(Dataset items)
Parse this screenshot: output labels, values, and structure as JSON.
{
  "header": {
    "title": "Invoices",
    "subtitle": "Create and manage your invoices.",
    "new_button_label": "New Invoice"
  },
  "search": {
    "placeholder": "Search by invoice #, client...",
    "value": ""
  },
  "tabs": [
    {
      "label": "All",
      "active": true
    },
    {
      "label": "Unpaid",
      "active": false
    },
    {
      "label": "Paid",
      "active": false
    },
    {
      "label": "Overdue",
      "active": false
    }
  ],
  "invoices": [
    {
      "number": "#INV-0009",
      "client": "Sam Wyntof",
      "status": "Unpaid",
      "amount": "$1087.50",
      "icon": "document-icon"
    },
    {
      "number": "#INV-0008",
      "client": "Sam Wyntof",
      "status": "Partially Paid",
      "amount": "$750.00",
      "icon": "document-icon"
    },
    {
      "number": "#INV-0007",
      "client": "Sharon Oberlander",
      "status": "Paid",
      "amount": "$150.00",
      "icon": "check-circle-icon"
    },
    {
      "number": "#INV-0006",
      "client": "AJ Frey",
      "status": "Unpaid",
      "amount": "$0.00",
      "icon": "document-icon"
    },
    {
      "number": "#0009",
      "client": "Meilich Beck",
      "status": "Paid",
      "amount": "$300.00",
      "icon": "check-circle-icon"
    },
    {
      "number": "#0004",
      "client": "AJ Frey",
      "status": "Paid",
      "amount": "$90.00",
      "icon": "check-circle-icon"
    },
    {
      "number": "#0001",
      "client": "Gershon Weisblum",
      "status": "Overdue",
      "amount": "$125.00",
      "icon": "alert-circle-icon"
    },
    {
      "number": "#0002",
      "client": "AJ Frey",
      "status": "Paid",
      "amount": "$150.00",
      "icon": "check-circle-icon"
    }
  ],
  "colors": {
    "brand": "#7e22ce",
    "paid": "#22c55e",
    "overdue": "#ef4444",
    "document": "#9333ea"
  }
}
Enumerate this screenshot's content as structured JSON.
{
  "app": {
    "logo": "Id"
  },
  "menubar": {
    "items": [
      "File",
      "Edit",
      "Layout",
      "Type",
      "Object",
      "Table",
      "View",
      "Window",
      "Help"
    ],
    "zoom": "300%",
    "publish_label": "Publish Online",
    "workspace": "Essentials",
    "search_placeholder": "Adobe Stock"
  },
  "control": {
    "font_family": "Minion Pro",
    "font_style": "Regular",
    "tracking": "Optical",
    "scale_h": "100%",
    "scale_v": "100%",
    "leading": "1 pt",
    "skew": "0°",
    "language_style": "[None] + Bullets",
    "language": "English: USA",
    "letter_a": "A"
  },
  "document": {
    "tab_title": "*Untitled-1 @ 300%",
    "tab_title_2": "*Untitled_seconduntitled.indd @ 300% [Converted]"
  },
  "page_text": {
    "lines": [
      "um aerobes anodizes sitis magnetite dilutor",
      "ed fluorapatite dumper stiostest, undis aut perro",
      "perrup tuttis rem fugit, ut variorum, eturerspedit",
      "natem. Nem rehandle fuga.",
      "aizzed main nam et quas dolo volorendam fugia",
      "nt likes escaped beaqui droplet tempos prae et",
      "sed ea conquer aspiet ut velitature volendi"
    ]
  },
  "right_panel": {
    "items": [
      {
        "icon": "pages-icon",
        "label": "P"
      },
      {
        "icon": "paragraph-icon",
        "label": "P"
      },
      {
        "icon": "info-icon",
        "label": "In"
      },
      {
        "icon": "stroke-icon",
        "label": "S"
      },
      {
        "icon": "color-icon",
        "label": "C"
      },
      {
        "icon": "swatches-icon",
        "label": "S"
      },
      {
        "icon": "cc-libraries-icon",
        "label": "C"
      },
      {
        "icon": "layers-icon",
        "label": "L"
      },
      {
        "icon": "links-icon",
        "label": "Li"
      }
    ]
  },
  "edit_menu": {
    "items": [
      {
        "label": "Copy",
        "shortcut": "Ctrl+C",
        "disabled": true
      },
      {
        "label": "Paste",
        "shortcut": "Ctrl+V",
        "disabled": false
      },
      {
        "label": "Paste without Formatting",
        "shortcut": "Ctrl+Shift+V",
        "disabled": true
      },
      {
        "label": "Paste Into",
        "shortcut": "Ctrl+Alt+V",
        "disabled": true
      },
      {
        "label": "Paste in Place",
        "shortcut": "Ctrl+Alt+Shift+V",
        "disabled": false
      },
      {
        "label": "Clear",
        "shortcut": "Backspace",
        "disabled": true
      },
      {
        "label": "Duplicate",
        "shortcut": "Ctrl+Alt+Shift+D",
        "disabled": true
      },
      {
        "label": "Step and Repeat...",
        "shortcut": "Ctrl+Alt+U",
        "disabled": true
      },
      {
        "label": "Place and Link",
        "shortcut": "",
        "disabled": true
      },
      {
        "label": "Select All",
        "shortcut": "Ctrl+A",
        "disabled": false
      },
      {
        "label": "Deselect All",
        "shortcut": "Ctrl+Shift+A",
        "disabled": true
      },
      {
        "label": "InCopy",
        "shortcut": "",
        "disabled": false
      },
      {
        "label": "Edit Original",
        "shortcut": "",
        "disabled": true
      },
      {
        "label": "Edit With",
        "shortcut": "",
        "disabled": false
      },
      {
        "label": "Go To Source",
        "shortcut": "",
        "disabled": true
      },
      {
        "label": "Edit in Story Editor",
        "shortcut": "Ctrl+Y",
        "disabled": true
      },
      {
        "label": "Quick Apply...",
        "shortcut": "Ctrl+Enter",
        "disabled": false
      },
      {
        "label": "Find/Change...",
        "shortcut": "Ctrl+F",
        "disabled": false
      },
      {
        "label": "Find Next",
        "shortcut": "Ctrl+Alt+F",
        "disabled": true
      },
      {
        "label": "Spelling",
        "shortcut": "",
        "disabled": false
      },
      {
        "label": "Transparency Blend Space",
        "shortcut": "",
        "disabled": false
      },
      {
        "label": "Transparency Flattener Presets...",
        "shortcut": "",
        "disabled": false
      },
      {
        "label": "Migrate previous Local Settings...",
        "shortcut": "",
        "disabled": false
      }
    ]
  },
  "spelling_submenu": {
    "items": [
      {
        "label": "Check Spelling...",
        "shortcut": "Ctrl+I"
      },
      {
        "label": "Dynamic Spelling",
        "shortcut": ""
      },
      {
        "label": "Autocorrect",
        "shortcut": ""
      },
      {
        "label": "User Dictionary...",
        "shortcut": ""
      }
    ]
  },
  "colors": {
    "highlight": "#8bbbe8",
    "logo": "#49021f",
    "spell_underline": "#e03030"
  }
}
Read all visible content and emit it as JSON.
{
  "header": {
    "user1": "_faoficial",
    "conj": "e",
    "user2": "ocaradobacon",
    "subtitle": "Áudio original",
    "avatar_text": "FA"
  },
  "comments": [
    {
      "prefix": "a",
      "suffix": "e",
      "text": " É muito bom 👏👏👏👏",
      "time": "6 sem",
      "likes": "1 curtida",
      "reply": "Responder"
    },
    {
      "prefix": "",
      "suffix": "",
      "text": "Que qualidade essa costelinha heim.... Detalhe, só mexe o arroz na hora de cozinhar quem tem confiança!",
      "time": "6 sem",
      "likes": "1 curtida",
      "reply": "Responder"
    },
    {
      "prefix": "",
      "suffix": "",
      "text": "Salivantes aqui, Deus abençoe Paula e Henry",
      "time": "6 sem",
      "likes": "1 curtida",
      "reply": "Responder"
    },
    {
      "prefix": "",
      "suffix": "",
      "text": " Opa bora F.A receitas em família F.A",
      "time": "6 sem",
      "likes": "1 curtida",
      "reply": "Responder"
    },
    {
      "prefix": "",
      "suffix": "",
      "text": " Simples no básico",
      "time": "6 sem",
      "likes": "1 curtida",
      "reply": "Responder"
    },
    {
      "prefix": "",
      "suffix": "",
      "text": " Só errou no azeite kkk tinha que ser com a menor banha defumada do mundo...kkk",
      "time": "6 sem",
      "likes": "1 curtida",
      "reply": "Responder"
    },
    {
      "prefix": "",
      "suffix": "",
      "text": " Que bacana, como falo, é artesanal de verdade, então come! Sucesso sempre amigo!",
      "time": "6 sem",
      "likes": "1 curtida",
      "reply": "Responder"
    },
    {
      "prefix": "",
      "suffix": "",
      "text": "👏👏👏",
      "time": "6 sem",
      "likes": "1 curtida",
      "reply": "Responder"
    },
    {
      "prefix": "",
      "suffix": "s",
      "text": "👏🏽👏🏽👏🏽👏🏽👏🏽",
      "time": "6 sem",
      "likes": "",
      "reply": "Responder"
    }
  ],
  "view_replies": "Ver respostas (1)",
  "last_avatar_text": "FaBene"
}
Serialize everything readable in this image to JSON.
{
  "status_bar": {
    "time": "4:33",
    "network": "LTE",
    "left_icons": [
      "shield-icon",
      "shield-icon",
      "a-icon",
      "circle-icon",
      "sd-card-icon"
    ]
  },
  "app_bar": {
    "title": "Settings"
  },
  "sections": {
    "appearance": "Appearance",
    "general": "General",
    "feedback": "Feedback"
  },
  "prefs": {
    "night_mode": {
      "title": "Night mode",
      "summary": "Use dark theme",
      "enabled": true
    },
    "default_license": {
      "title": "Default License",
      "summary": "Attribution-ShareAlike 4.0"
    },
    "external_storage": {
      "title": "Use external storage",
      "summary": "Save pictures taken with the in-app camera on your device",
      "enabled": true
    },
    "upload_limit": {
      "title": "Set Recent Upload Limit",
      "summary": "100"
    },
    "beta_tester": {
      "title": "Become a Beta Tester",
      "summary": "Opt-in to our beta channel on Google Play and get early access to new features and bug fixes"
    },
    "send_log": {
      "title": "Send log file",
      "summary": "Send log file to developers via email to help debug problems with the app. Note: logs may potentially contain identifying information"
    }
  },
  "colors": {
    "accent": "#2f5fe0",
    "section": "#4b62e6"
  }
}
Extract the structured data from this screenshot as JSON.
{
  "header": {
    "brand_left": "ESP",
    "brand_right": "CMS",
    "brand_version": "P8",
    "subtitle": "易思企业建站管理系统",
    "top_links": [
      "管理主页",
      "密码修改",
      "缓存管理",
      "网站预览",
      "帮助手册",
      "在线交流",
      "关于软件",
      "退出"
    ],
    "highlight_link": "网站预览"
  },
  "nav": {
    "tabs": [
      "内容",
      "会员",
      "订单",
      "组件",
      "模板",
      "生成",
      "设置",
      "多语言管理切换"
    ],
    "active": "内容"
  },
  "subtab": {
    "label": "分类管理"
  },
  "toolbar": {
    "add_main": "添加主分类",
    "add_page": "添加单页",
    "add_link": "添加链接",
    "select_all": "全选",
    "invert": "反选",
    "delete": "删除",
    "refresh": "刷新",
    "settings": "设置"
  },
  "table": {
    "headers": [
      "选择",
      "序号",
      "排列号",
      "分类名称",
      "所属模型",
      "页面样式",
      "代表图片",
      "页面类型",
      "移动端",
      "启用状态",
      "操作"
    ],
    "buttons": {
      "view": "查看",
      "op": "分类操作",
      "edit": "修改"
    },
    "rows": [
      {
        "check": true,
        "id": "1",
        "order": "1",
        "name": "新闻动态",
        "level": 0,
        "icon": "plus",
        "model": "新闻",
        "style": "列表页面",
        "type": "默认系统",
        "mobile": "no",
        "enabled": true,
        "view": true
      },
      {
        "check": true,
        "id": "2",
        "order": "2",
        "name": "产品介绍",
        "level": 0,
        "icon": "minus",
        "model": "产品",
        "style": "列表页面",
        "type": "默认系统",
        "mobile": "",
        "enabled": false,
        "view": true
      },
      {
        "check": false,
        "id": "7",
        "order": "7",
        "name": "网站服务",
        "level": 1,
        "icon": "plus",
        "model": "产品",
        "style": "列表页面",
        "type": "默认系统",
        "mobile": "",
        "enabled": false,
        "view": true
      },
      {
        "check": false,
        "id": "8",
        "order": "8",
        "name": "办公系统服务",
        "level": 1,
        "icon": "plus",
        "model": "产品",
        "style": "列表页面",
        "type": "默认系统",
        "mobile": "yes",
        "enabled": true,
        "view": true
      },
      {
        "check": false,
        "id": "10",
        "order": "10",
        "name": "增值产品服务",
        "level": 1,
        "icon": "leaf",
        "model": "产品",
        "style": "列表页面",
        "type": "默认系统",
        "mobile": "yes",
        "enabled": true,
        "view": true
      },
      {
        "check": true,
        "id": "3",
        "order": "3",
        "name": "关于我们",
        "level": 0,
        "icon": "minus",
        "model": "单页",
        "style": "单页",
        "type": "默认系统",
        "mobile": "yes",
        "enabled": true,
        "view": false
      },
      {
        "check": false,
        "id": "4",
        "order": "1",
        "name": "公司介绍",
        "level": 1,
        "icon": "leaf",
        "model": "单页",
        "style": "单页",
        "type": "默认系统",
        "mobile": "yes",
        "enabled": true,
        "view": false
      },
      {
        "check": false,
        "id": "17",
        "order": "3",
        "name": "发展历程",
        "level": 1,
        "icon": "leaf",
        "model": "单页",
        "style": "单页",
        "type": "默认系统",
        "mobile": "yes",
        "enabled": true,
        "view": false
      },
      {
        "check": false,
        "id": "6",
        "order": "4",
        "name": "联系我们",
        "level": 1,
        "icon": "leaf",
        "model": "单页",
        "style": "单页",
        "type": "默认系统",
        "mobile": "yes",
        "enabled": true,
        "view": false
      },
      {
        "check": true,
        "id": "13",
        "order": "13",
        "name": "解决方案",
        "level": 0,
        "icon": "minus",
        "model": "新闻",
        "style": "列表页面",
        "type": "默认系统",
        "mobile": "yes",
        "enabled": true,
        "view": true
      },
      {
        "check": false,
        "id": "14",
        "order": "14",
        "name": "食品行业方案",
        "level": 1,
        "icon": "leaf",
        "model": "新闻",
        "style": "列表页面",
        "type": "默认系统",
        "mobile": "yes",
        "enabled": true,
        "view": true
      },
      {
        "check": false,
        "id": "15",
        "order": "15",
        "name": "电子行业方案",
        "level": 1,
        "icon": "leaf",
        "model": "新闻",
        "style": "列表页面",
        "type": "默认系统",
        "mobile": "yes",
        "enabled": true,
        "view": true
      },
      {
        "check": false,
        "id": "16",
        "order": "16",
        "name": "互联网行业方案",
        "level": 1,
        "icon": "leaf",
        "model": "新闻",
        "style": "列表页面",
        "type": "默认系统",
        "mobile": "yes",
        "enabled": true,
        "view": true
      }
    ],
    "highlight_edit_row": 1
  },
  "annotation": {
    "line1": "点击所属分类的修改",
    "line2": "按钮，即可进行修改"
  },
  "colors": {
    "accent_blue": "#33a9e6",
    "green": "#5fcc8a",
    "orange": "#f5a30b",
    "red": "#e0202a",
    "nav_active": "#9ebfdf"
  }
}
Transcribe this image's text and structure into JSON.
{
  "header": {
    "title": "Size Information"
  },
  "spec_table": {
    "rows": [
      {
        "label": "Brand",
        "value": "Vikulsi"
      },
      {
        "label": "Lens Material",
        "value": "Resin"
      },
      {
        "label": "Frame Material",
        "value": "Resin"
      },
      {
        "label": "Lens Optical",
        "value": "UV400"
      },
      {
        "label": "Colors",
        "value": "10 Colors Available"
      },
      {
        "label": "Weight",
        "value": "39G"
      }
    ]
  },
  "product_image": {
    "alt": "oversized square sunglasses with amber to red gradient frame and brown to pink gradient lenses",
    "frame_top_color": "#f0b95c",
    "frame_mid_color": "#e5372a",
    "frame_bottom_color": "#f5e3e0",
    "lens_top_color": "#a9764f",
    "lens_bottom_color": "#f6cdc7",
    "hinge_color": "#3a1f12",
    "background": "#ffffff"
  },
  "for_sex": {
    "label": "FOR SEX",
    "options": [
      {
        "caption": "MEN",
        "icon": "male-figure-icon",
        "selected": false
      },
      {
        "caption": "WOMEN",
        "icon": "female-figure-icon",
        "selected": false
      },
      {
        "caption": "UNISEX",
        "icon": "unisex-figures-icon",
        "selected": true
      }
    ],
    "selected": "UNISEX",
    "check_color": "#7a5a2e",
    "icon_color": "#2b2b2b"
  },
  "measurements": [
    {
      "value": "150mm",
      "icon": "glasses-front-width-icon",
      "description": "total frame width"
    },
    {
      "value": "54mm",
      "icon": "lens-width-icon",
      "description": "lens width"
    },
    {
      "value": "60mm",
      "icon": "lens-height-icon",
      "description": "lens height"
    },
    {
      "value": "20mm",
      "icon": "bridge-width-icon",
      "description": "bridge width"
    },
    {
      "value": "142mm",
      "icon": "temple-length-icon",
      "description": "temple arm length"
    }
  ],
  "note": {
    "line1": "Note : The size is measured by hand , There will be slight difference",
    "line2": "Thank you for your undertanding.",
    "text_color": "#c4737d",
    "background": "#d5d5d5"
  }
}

Problem details:
Review the preceding data and report every line that includes the string "description".

The solution:
      "description": "total frame width"
      "description": "lens width"
      "description": "lens height"
      "description": "bridge width"
      "description": "temple arm length"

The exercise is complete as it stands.